::: Document text :::
Outside the U.S., Pizza Hut delivered positive same-store sales, with broad-based strength across Asia, Europe, and the Middle East.

At Habit Burger & Grill, system sales were flat, and same-store sales dipped 3 percent. However, the chain saw success with its Tempura Avocado Wedges LTO, which became one of its top-performing sides in recent memory. Habit also shifted toward a “brand fame” strategy in Q1, increasing its social media presence and securing a Super Bowl ad that generated 10 million impressions. Looking ahead, the brand plans to ramp up local restaurant marketing efforts, with Gibbs highlighting strong comps in key states as validation of the market-by-market approach.

Yum!’s broader digital and tech strategy continued to gain momentum. The company’s proprietary Byte by Yum! platform is beginning to show tangible returns. Digital sales were up 12 percent year-over-year, and during the Super Bowl, Pizza Hut U.S. processed all digital orders through Byte Commerce, marking a milestone in Yum!’s tech transformation.

Consumer engagement is also rising: KFC saw a $4.5 million quarter-over-quarter increase in loyalty members, while Taco Bell’s active loyalty base jumped 45 percent year-over-year, fueled by personalized offers like the build-your-own Luxe Box and seasonal activations. 

Yum! also is now partnering with NVIDIA to accelerate AI development across three focus areas: voice automation for drive-thru and call centers, computer vision tools to improve operations, and advanced restaurant intelligence to support general managers with real-time insights.

Executives framed AI as a foundational shift in restaurant operations, with Turner calling it “the new operating system” for the industry. That mindset is already being put into action. In the U.K., Pizza Hut saw a 67 percent year-over-year increase in mobile app transactions after launching Byte Commerce. In 2025, Yum! plans to roll out the platform to four more international Pizza Hut markets and layer in AI-powered personalization to boost order values and transaction growth.
:::
Given request ▸
Using the Yum! earnings passage, decide whether each statement agrees with it: (a) Same-store sales at Habit Burger & Grill fell 3 percent. (b) Yum!'s digital sales rose 45 percent year-over-year. (c) In the U.K., Pizza Hut's mobile app transactions grew 67 percent year-over-year after Byte Commerce launched. Answer yes or no for each and quote the words from the passage that decide it.
::: Data entries :::
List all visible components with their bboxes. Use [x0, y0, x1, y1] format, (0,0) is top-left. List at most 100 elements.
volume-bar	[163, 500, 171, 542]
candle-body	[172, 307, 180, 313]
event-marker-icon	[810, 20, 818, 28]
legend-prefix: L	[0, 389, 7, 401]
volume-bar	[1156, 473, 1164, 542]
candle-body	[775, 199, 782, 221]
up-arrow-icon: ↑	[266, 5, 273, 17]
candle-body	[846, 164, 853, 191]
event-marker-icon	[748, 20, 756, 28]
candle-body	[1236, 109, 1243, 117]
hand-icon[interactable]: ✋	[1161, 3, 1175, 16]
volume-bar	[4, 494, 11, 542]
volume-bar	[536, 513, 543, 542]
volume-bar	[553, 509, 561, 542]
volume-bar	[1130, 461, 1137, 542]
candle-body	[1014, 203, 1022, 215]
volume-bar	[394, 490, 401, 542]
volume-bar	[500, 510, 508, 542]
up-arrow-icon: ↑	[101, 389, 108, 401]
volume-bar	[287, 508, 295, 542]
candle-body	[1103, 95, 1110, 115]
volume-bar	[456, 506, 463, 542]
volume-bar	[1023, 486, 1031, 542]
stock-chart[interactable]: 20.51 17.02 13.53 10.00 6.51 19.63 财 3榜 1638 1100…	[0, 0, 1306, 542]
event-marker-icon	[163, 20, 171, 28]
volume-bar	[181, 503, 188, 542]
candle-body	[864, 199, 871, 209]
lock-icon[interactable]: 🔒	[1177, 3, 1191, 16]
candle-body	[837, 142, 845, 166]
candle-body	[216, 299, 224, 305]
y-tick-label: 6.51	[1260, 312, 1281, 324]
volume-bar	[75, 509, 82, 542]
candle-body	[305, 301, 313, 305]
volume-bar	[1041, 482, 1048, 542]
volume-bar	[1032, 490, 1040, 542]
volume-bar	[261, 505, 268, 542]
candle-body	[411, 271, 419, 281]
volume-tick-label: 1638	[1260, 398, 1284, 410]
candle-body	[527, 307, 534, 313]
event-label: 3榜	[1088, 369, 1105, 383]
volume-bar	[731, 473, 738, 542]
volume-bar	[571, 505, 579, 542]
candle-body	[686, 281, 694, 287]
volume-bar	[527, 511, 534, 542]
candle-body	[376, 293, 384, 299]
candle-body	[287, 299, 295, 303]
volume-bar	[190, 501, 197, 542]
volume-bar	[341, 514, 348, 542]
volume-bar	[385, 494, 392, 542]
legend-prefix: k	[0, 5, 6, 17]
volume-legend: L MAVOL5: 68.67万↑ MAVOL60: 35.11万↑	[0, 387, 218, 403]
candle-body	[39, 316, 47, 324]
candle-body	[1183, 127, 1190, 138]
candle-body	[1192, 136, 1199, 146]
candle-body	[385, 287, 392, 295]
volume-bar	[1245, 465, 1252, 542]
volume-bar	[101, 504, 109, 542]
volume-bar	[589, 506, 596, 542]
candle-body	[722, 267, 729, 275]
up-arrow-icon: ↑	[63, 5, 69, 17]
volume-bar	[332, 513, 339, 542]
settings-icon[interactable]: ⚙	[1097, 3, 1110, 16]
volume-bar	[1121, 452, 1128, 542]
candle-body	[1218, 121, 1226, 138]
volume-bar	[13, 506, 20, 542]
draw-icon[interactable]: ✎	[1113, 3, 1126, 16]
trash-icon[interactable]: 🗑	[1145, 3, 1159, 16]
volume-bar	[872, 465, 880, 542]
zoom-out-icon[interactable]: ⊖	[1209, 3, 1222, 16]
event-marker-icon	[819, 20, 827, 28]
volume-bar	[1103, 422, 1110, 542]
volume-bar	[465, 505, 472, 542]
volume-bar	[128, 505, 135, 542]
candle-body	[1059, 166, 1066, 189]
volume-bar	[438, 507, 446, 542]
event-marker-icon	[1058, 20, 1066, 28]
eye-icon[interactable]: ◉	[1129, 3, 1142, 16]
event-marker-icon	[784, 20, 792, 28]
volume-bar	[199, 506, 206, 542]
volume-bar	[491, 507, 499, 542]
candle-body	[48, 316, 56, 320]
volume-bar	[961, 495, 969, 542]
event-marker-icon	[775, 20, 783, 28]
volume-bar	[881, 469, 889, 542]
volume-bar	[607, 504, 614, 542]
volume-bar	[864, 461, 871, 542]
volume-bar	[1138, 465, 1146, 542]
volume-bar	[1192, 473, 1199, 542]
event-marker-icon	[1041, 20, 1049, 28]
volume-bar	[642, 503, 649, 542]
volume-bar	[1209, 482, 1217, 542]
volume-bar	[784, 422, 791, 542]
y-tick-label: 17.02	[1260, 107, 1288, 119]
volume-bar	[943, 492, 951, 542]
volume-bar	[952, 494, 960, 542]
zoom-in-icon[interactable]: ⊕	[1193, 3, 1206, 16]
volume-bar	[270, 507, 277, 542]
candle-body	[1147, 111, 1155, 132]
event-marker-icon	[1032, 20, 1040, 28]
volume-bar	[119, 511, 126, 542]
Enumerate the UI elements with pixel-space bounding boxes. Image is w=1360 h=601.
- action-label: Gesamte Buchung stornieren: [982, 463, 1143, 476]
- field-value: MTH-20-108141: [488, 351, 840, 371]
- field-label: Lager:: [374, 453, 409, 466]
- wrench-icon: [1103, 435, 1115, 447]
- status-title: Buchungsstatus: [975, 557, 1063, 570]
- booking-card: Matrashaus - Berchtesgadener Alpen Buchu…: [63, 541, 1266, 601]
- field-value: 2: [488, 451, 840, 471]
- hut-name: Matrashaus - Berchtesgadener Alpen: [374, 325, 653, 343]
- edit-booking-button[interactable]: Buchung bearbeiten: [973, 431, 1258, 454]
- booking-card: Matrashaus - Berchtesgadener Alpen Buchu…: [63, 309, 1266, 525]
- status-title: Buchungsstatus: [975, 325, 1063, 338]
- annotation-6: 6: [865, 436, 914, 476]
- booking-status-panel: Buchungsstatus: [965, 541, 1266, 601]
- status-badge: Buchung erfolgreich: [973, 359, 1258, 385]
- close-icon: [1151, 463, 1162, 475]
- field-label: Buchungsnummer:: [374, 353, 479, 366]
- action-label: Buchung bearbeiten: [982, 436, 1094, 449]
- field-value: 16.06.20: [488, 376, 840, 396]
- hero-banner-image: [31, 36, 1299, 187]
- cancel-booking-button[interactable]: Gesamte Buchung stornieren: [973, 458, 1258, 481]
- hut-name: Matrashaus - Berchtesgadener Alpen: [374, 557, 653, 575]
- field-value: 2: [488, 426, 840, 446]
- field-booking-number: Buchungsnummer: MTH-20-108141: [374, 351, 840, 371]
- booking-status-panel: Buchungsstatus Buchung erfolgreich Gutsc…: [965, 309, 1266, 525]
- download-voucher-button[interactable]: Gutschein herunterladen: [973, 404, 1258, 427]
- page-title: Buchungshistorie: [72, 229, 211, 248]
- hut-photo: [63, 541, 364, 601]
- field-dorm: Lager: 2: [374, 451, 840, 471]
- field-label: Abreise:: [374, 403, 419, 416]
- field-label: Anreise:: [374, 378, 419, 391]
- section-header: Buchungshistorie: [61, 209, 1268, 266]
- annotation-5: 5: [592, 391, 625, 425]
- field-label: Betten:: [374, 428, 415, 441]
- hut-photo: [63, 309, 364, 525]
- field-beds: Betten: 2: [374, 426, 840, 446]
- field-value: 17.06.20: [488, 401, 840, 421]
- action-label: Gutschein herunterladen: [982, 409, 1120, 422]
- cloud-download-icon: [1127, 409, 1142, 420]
:::
Response ▸
(a) Yes: "same-store sales dipped 3 percent"
(b) No: "Digital sales were up 12 percent year-over-year"
(c) Yes: "In the U.K., Pizza Hut saw a 67 percent year-over-year increase in mobile app transactions after launching Byte Commerce"